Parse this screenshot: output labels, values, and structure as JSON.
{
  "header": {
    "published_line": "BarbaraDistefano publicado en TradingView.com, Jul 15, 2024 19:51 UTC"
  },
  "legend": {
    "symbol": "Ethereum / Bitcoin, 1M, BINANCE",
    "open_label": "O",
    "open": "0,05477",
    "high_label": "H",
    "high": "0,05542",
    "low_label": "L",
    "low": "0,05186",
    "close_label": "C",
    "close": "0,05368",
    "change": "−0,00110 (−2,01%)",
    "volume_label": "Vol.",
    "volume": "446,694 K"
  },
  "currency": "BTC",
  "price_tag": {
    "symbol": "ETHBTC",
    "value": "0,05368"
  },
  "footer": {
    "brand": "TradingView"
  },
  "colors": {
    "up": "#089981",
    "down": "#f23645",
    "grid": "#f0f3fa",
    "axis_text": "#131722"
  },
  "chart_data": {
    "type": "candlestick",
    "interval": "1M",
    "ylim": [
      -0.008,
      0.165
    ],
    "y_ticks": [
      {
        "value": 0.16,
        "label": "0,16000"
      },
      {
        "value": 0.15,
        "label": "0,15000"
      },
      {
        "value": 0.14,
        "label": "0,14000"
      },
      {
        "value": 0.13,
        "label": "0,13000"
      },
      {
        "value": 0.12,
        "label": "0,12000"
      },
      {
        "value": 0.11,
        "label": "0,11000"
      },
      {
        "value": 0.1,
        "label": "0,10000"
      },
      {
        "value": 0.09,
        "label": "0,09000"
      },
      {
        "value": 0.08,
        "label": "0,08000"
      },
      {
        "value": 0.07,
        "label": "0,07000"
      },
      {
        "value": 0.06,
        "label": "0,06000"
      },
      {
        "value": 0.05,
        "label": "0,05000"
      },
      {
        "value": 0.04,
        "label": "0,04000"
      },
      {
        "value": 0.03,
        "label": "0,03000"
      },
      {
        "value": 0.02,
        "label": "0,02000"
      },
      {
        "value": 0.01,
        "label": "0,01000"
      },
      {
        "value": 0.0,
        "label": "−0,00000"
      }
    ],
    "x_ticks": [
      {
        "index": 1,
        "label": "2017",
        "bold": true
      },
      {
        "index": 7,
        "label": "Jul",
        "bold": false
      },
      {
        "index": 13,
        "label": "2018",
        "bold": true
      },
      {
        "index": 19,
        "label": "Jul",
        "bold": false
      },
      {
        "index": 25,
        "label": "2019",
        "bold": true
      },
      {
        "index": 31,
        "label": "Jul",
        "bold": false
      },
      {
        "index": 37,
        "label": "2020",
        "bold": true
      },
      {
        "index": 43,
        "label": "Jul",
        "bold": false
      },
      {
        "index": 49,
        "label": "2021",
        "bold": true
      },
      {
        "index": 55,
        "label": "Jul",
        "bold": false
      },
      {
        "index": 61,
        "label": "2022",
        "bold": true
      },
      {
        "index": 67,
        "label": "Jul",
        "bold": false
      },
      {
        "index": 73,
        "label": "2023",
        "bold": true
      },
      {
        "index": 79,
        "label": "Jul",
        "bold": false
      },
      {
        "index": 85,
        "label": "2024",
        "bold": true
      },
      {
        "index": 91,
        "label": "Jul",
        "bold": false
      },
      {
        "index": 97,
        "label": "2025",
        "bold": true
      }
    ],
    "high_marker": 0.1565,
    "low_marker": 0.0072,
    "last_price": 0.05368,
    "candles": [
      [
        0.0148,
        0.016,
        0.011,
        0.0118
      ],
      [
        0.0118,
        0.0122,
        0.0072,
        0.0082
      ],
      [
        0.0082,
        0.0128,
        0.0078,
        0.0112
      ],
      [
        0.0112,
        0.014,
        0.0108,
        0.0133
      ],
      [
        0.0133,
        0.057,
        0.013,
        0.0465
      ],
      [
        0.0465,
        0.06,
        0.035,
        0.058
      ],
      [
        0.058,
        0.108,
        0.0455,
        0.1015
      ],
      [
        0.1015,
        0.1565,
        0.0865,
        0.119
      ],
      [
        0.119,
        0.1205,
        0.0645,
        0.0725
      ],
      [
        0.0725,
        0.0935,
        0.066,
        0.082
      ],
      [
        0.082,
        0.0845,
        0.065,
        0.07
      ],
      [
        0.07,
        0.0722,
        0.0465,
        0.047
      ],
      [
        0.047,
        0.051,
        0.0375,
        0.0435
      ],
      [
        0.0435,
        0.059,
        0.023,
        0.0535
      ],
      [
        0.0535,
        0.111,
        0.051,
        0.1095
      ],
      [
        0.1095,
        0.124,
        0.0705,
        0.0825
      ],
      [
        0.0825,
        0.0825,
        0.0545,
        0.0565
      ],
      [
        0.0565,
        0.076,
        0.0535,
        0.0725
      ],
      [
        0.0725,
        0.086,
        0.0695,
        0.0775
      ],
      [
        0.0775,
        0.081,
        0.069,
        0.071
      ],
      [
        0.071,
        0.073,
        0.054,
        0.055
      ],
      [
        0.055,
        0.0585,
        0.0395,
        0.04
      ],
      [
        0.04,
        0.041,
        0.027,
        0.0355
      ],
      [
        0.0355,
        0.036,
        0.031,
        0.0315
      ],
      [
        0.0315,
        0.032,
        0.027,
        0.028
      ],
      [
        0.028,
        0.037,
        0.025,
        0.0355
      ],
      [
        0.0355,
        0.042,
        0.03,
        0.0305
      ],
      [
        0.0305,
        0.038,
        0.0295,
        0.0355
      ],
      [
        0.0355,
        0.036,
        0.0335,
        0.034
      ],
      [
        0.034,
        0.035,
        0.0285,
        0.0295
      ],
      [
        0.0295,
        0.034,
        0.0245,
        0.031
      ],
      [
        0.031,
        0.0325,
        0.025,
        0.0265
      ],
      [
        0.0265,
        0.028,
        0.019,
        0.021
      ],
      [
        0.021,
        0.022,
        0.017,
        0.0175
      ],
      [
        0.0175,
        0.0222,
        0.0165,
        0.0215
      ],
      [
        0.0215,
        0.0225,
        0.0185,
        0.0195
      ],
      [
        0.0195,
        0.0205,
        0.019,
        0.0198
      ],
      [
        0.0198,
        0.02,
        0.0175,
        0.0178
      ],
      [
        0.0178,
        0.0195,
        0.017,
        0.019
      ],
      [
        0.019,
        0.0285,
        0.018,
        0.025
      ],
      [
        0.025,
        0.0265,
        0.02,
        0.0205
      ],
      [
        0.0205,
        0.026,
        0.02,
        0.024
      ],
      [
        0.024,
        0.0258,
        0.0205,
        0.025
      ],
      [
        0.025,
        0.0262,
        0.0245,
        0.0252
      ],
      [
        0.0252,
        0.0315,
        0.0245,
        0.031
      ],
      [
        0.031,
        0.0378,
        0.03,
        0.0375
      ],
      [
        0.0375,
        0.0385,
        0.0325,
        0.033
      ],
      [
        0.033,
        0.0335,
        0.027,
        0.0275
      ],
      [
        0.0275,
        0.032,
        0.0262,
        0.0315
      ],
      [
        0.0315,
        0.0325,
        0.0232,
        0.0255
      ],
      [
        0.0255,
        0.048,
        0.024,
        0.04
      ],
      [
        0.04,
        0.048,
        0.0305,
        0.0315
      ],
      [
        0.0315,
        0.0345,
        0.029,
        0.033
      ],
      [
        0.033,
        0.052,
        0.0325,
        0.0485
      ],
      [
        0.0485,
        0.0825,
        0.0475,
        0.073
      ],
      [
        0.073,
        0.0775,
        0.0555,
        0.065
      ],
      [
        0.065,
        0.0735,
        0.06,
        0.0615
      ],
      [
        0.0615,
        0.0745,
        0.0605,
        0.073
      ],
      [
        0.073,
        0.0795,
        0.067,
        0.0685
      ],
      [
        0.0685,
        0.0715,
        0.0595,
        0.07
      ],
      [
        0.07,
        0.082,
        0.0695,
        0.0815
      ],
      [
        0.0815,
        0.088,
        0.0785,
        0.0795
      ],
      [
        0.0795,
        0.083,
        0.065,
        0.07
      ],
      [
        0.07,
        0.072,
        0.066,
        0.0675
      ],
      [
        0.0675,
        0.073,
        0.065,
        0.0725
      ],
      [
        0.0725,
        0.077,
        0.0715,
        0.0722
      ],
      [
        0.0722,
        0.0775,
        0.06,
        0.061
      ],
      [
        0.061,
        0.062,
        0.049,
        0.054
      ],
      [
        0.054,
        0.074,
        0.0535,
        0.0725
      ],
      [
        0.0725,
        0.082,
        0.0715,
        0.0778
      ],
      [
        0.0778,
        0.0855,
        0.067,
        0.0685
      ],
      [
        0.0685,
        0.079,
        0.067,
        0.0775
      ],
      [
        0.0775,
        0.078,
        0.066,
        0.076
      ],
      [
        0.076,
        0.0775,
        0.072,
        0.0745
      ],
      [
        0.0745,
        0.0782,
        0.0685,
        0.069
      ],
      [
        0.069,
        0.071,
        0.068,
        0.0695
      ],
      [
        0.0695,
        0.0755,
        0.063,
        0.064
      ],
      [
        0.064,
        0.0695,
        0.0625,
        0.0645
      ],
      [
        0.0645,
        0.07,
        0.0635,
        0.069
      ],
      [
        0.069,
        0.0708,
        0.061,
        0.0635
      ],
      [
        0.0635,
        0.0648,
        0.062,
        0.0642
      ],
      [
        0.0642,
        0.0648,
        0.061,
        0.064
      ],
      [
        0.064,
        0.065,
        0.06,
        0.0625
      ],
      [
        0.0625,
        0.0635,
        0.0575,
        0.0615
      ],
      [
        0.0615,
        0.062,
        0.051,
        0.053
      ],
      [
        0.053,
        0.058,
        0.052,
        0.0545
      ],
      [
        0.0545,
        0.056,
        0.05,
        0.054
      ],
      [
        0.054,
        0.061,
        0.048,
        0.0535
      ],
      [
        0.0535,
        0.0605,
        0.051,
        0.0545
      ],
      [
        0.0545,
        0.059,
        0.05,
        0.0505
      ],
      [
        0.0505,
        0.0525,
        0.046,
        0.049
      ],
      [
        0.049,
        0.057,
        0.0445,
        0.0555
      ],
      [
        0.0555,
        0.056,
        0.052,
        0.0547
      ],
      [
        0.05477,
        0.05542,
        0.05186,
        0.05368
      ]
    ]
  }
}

★ ★ ★ ★ ★

Give the number of lines in the entries above that include the string "symbol". No other output is expected.

2